Give every line back verbatim, dropping all images.

____

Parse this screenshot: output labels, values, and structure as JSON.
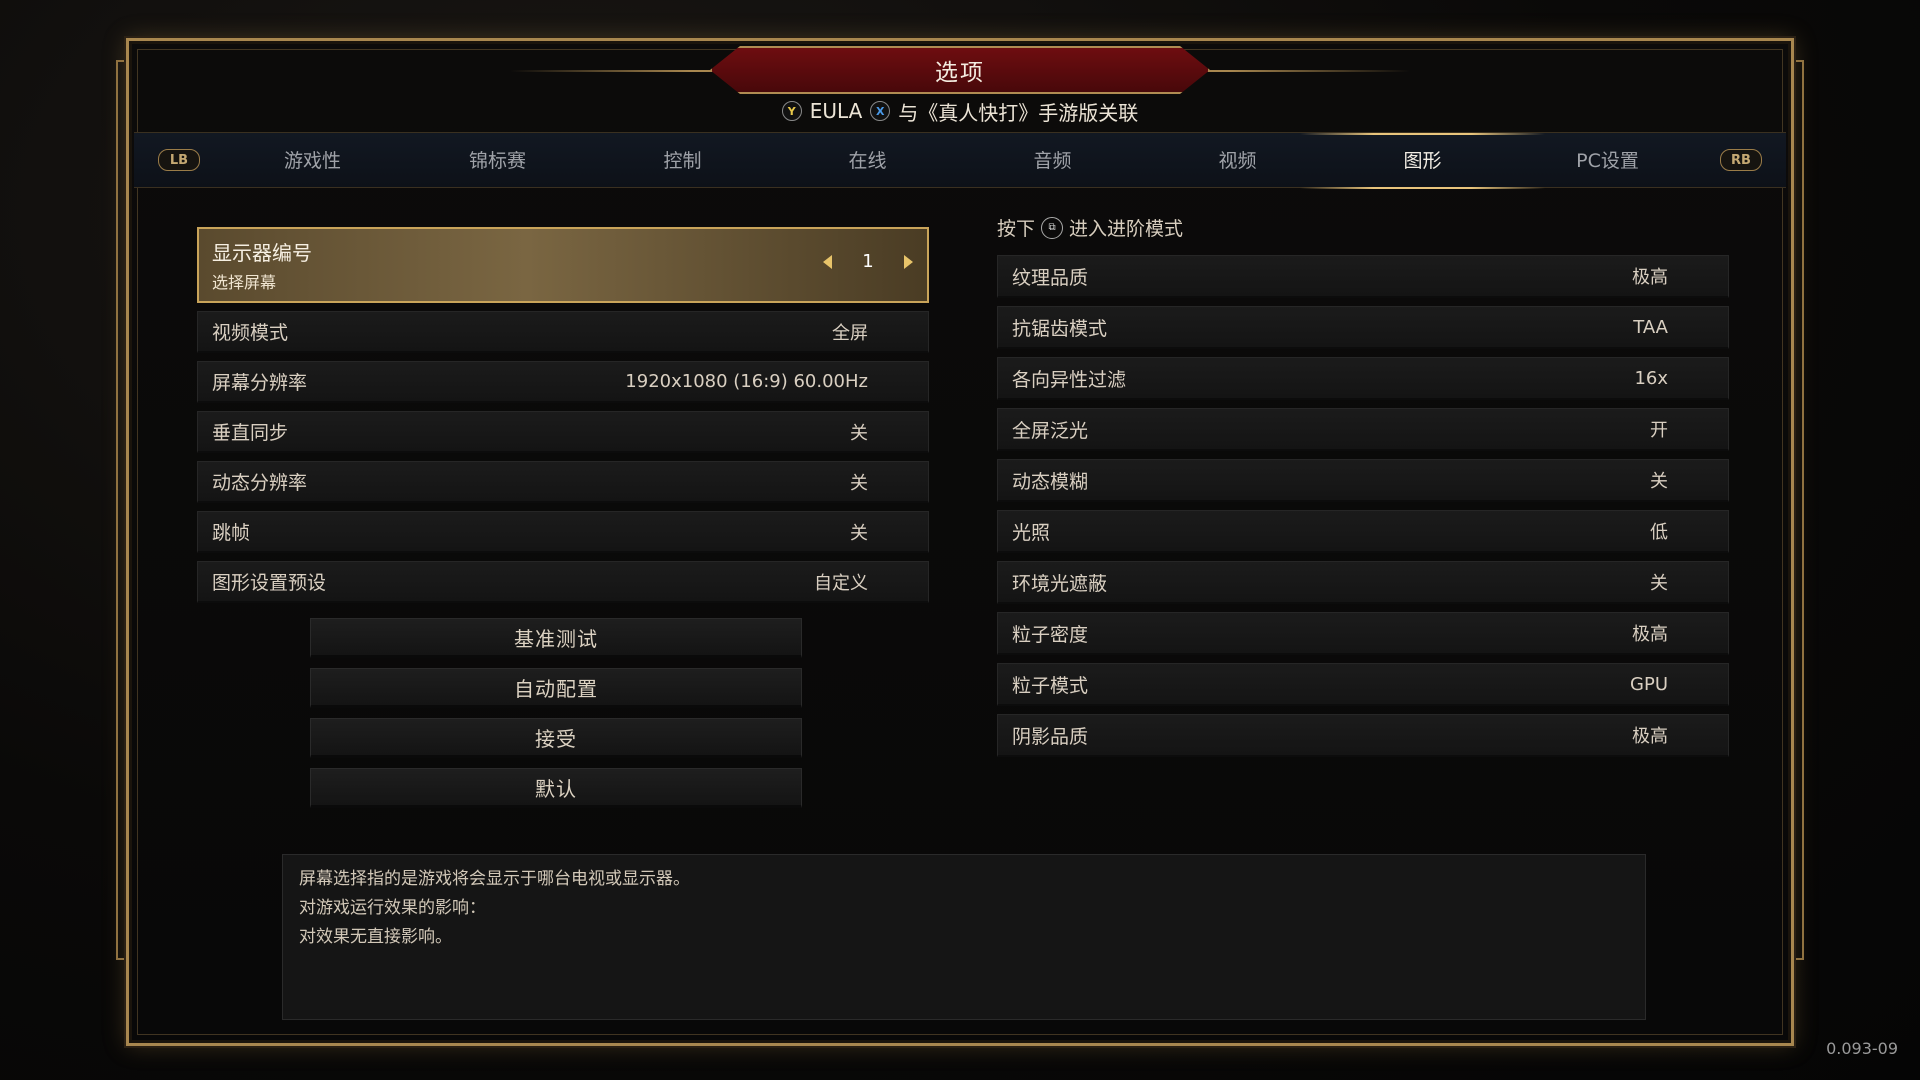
{
  "header": {
    "title": "选项",
    "eula_button": "Y",
    "eula_label": "EULA",
    "link_button": "X",
    "link_label": "与《真人快打》手游版关联"
  },
  "tabs": {
    "left_bumper": "LB",
    "right_bumper": "RB",
    "items": [
      {
        "label": "游戏性"
      },
      {
        "label": "锦标赛"
      },
      {
        "label": "控制"
      },
      {
        "label": "在线"
      },
      {
        "label": "音频"
      },
      {
        "label": "视频"
      },
      {
        "label": "图形",
        "active": true
      },
      {
        "label": "PC设置"
      }
    ]
  },
  "left_settings": {
    "selected": {
      "label": "显示器编号",
      "sublabel": "选择屏幕",
      "value": "1"
    },
    "rows": [
      {
        "label": "视频模式",
        "value": "全屏"
      },
      {
        "label": "屏幕分辨率",
        "value": "1920x1080 (16:9) 60.00Hz"
      },
      {
        "label": "垂直同步",
        "value": "关"
      },
      {
        "label": "动态分辨率",
        "value": "关"
      },
      {
        "label": "跳帧",
        "value": "关"
      },
      {
        "label": "图形设置预设",
        "value": "自定义"
      }
    ]
  },
  "action_buttons": [
    "基准测试",
    "自动配置",
    "接受",
    "默认"
  ],
  "advanced_hint": {
    "prefix": "按下",
    "suffix": "进入进阶模式"
  },
  "right_settings": {
    "rows": [
      {
        "label": "纹理品质",
        "value": "极高"
      },
      {
        "label": "抗锯齿模式",
        "value": "TAA"
      },
      {
        "label": "各向异性过滤",
        "value": "16x"
      },
      {
        "label": "全屏泛光",
        "value": "开"
      },
      {
        "label": "动态模糊",
        "value": "关"
      },
      {
        "label": "光照",
        "value": "低"
      },
      {
        "label": "环境光遮蔽",
        "value": "关"
      },
      {
        "label": "粒子密度",
        "value": "极高"
      },
      {
        "label": "粒子模式",
        "value": "GPU"
      },
      {
        "label": "阴影品质",
        "value": "极高"
      }
    ]
  },
  "description": {
    "line1": "屏幕选择指的是游戏将会显示于哪台电视或显示器。",
    "line2": "对游戏运行效果的影响：",
    "line3": "对效果无直接影响。"
  },
  "version": "0.093-09",
  "colors": {
    "accent_gold": "#c9a45a",
    "banner_red": "#6e0d10"
  }
}
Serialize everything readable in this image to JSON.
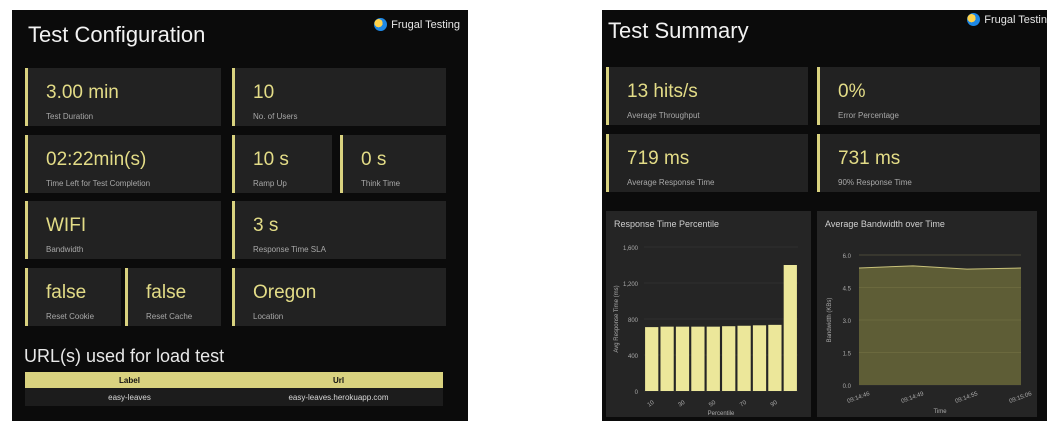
{
  "config": {
    "title": "Test Configuration",
    "brand": "Frugal Testing",
    "cards": {
      "duration": {
        "value": "3.00 min",
        "label": "Test Duration"
      },
      "users": {
        "value": "10",
        "label": "No. of Users"
      },
      "time_left": {
        "value": "02:22min(s)",
        "label": "Time Left for Test Completion"
      },
      "ramp_up": {
        "value": "10 s",
        "label": "Ramp Up"
      },
      "think_time": {
        "value": "0 s",
        "label": "Think Time"
      },
      "bandwidth": {
        "value": "WIFI",
        "label": "Bandwidth"
      },
      "sla": {
        "value": "3 s",
        "label": "Response Time SLA"
      },
      "reset_cookie": {
        "value": "false",
        "label": "Reset Cookie"
      },
      "reset_cache": {
        "value": "false",
        "label": "Reset Cache"
      },
      "location": {
        "value": "Oregon",
        "label": "Location"
      }
    },
    "urls_heading": "URL(s) used for load test",
    "url_table": {
      "headers": [
        "Label",
        "Url"
      ],
      "rows": [
        [
          "easy-leaves",
          "easy-leaves.herokuapp.com"
        ]
      ]
    }
  },
  "summary": {
    "title": "Test Summary",
    "brand": "Frugal Testin",
    "cards": {
      "throughput": {
        "value": "13 hits/s",
        "label": "Average Throughput"
      },
      "error": {
        "value": "0%",
        "label": "Error Percentage"
      },
      "avg_rt": {
        "value": "719 ms",
        "label": "Average Response Time"
      },
      "p90_rt": {
        "value": "731 ms",
        "label": "90% Response Time"
      }
    }
  },
  "accent_color": "#d9d27f",
  "chart_data": [
    {
      "type": "bar",
      "title": "Response Time Percentile",
      "xlabel": "Percentile",
      "ylabel": "Avg Response Time (ms)",
      "ylim": [
        0,
        1600
      ],
      "yticks": [
        0,
        400,
        800,
        1200,
        1600
      ],
      "yticklabels": [
        "0",
        "400",
        "800",
        "1,200",
        "1,600"
      ],
      "xticks": [
        "10",
        "30",
        "50",
        "70",
        "90"
      ],
      "categories": [
        "10",
        "20",
        "30",
        "40",
        "50",
        "60",
        "70",
        "80",
        "90",
        "100"
      ],
      "values": [
        710,
        715,
        715,
        715,
        715,
        720,
        725,
        730,
        735,
        1400
      ],
      "bar_color": "#ece79a"
    },
    {
      "type": "area",
      "title": "Average Bandwidth over Time",
      "xlabel": "Time",
      "ylabel": "Bandwidth (KBs)",
      "ylim": [
        0,
        6.0
      ],
      "yticks": [
        0,
        1.5,
        3.0,
        4.5,
        6.0
      ],
      "yticklabels": [
        "0.0",
        "1.5",
        "3.0",
        "4.5",
        "6.0"
      ],
      "x": [
        "09:14:49",
        "09:14:52",
        "09:14:55",
        "09:14:58"
      ],
      "xticklabels": [
        "09:14:46",
        "09:14:49",
        "09:14:55",
        "09:15:06"
      ],
      "values": [
        5.4,
        5.5,
        5.35,
        5.4
      ],
      "fill_color": "#5e5d36",
      "line_color": "#c9c27a"
    }
  ]
}
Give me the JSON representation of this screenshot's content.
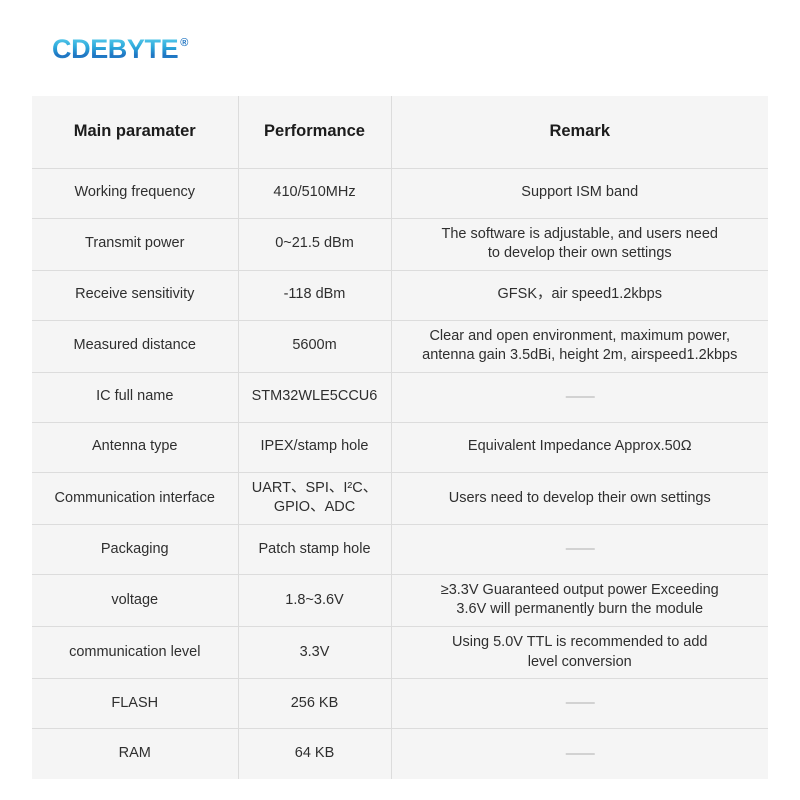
{
  "brand": {
    "name": "CDEBYTE",
    "trademark": "®",
    "gradient_start": "#5fd0ee",
    "gradient_end": "#1f74c2"
  },
  "table": {
    "headers": {
      "parameter": "Main paramater",
      "performance": "Performance",
      "remark": "Remark"
    },
    "placeholder_dash": "——",
    "rows": [
      {
        "parameter": "Working frequency",
        "performance": "410/510MHz",
        "remark": "Support  ISM band"
      },
      {
        "parameter": "Transmit power",
        "performance": "0~21.5 dBm",
        "remark": "The software is adjustable, and users need\nto develop their own settings"
      },
      {
        "parameter": "Receive sensitivity",
        "performance": "-118 dBm",
        "remark": "GFSK，air speed1.2kbps"
      },
      {
        "parameter": "Measured distance",
        "performance": "5600m",
        "remark": "Clear and open environment, maximum power,\nantenna gain 3.5dBi, height 2m, airspeed1.2kbps"
      },
      {
        "parameter": "IC full name",
        "performance": "STM32WLE5CCU6",
        "remark": "——"
      },
      {
        "parameter": "Antenna type",
        "performance": "IPEX/stamp hole",
        "remark": "Equivalent Impedance Approx.50Ω"
      },
      {
        "parameter": "Communication interface",
        "performance": "UART、SPI、I²C、\nGPIO、ADC",
        "remark": "Users need to develop their own settings"
      },
      {
        "parameter": "Packaging",
        "performance": "Patch stamp hole",
        "remark": "——"
      },
      {
        "parameter": "voltage",
        "performance": "1.8~3.6V",
        "remark": "≥3.3V Guaranteed output power Exceeding\n3.6V will permanently burn the module"
      },
      {
        "parameter": "communication level",
        "performance": "3.3V",
        "remark": "Using 5.0V TTL is recommended to add\nlevel conversion"
      },
      {
        "parameter": "FLASH",
        "performance": "256 KB",
        "remark": "——"
      },
      {
        "parameter": "RAM",
        "performance": "64 KB",
        "remark": "——"
      }
    ]
  }
}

____

FINISHED TASK:
Parse this screenshot: output labels, values, and structure as JSON.
{
  "header": {
    "title": "选项",
    "eula_button": "Y",
    "eula_label": "EULA",
    "link_button": "X",
    "link_label": "与《真人快打》手游版关联"
  },
  "tabs": {
    "left_bumper": "LB",
    "right_bumper": "RB",
    "items": [
      {
        "label": "游戏性"
      },
      {
        "label": "锦标赛"
      },
      {
        "label": "控制"
      },
      {
        "label": "在线"
      },
      {
        "label": "音频"
      },
      {
        "label": "视频"
      },
      {
        "label": "图形",
        "active": true
      },
      {
        "label": "PC设置"
      }
    ]
  },
  "left_settings": {
    "selected": {
      "label": "显示器编号",
      "sublabel": "选择屏幕",
      "value": "1"
    },
    "rows": [
      {
        "label": "视频模式",
        "value": "全屏"
      },
      {
        "label": "屏幕分辨率",
        "value": "1920x1080 (16:9) 60.00Hz"
      },
      {
        "label": "垂直同步",
        "value": "关"
      },
      {
        "label": "动态分辨率",
        "value": "关"
      },
      {
        "label": "跳帧",
        "value": "关"
      },
      {
        "label": "图形设置预设",
        "value": "自定义"
      }
    ]
  },
  "action_buttons": [
    "基准测试",
    "自动配置",
    "接受",
    "默认"
  ],
  "advanced_hint": {
    "prefix": "按下",
    "suffix": "进入进阶模式"
  },
  "right_settings": {
    "rows": [
      {
        "label": "纹理品质",
        "value": "极高"
      },
      {
        "label": "抗锯齿模式",
        "value": "TAA"
      },
      {
        "label": "各向异性过滤",
        "value": "16x"
      },
      {
        "label": "全屏泛光",
        "value": "开"
      },
      {
        "label": "动态模糊",
        "value": "关"
      },
      {
        "label": "光照",
        "value": "低"
      },
      {
        "label": "环境光遮蔽",
        "value": "关"
      },
      {
        "label": "粒子密度",
        "value": "极高"
      },
      {
        "label": "粒子模式",
        "value": "GPU"
      },
      {
        "label": "阴影品质",
        "value": "极高"
      }
    ]
  },
  "description": {
    "line1": "屏幕选择指的是游戏将会显示于哪台电视或显示器。",
    "line2": "对游戏运行效果的影响：",
    "line3": "对效果无直接影响。"
  },
  "version": "0.093-09",
  "colors": {
    "accent_gold": "#c9a45a",
    "banner_red": "#6e0d10"
  }
}
Serialize everything readable in this image to JSON.
{
  "config": {
    "title": "Test Configuration",
    "brand": "Frugal Testing",
    "cards": {
      "duration": {
        "value": "3.00 min",
        "label": "Test Duration"
      },
      "users": {
        "value": "10",
        "label": "No. of Users"
      },
      "time_left": {
        "value": "02:22min(s)",
        "label": "Time Left for Test Completion"
      },
      "ramp_up": {
        "value": "10 s",
        "label": "Ramp Up"
      },
      "think_time": {
        "value": "0 s",
        "label": "Think Time"
      },
      "bandwidth": {
        "value": "WIFI",
        "label": "Bandwidth"
      },
      "sla": {
        "value": "3 s",
        "label": "Response Time SLA"
      },
      "reset_cookie": {
        "value": "false",
        "label": "Reset Cookie"
      },
      "reset_cache": {
        "value": "false",
        "label": "Reset Cache"
      },
      "location": {
        "value": "Oregon",
        "label": "Location"
      }
    },
    "urls_heading": "URL(s) used for load test",
    "url_table": {
      "headers": [
        "Label",
        "Url"
      ],
      "rows": [
        [
          "easy-leaves",
          "easy-leaves.herokuapp.com"
        ]
      ]
    }
  },
  "summary": {
    "title": "Test Summary",
    "brand": "Frugal Testin",
    "cards": {
      "throughput": {
        "value": "13 hits/s",
        "label": "Average Throughput"
      },
      "error": {
        "value": "0%",
        "label": "Error Percentage"
      },
      "avg_rt": {
        "value": "719 ms",
        "label": "Average Response Time"
      },
      "p90_rt": {
        "value": "731 ms",
        "label": "90% Response Time"
      }
    }
  },
  "accent_color": "#d9d27f",
  "chart_data": [
    {
      "type": "bar",
      "title": "Response Time Percentile",
      "xlabel": "Percentile",
      "ylabel": "Avg Response Time (ms)",
      "ylim": [
        0,
        1600
      ],
      "yticks": [
        0,
        400,
        800,
        1200,
        1600
      ],
      "yticklabels": [
        "0",
        "400",
        "800",
        "1,200",
        "1,600"
      ],
      "xticks": [
        "10",
        "30",
        "50",
        "70",
        "90"
      ],
      "categories": [
        "10",
        "20",
        "30",
        "40",
        "50",
        "60",
        "70",
        "80",
        "90",
        "100"
      ],
      "values": [
        710,
        715,
        715,
        715,
        715,
        720,
        725,
        730,
        735,
        1400
      ],
      "bar_color": "#ece79a"
    },
    {
      "type": "area",
      "title": "Average Bandwidth over Time",
      "xlabel": "Time",
      "ylabel": "Bandwidth (KBs)",
      "ylim": [
        0,
        6.0
      ],
      "yticks": [
        0,
        1.5,
        3.0,
        4.5,
        6.0
      ],
      "yticklabels": [
        "0.0",
        "1.5",
        "3.0",
        "4.5",
        "6.0"
      ],
      "x": [
        "09:14:49",
        "09:14:52",
        "09:14:55",
        "09:14:58"
      ],
      "xticklabels": [
        "09:14:46",
        "09:14:49",
        "09:14:55",
        "09:15:06"
      ],
      "values": [
        5.4,
        5.5,
        5.35,
        5.4
      ],
      "fill_color": "#5e5d36",
      "line_color": "#c9c27a"
    }
  ]
}
Give me the JSON representation of this screenshot's content.
{
  "brand": {
    "name": "CDEBYTE",
    "trademark": "®",
    "gradient_start": "#5fd0ee",
    "gradient_end": "#1f74c2"
  },
  "table": {
    "headers": {
      "parameter": "Main paramater",
      "performance": "Performance",
      "remark": "Remark"
    },
    "placeholder_dash": "——",
    "rows": [
      {
        "parameter": "Working frequency",
        "performance": "410/510MHz",
        "remark": "Support  ISM band"
      },
      {
        "parameter": "Transmit power",
        "performance": "0~21.5 dBm",
        "remark": "The software is adjustable, and users need\nto develop their own settings"
      },
      {
        "parameter": "Receive sensitivity",
        "performance": "-118 dBm",
        "remark": "GFSK，air speed1.2kbps"
      },
      {
        "parameter": "Measured distance",
        "performance": "5600m",
        "remark": "Clear and open environment, maximum power,\nantenna gain 3.5dBi, height 2m, airspeed1.2kbps"
      },
      {
        "parameter": "IC full name",
        "performance": "STM32WLE5CCU6",
        "remark": "——"
      },
      {
        "parameter": "Antenna type",
        "performance": "IPEX/stamp hole",
        "remark": "Equivalent Impedance Approx.50Ω"
      },
      {
        "parameter": "Communication interface",
        "performance": "UART、SPI、I²C、\nGPIO、ADC",
        "remark": "Users need to develop their own settings"
      },
      {
        "parameter": "Packaging",
        "performance": "Patch stamp hole",
        "remark": "——"
      },
      {
        "parameter": "voltage",
        "performance": "1.8~3.6V",
        "remark": "≥3.3V Guaranteed output power Exceeding\n3.6V will permanently burn the module"
      },
      {
        "parameter": "communication level",
        "performance": "3.3V",
        "remark": "Using 5.0V TTL is recommended to add\nlevel conversion"
      },
      {
        "parameter": "FLASH",
        "performance": "256 KB",
        "remark": "——"
      },
      {
        "parameter": "RAM",
        "performance": "64 KB",
        "remark": "——"
      }
    ]
  }
}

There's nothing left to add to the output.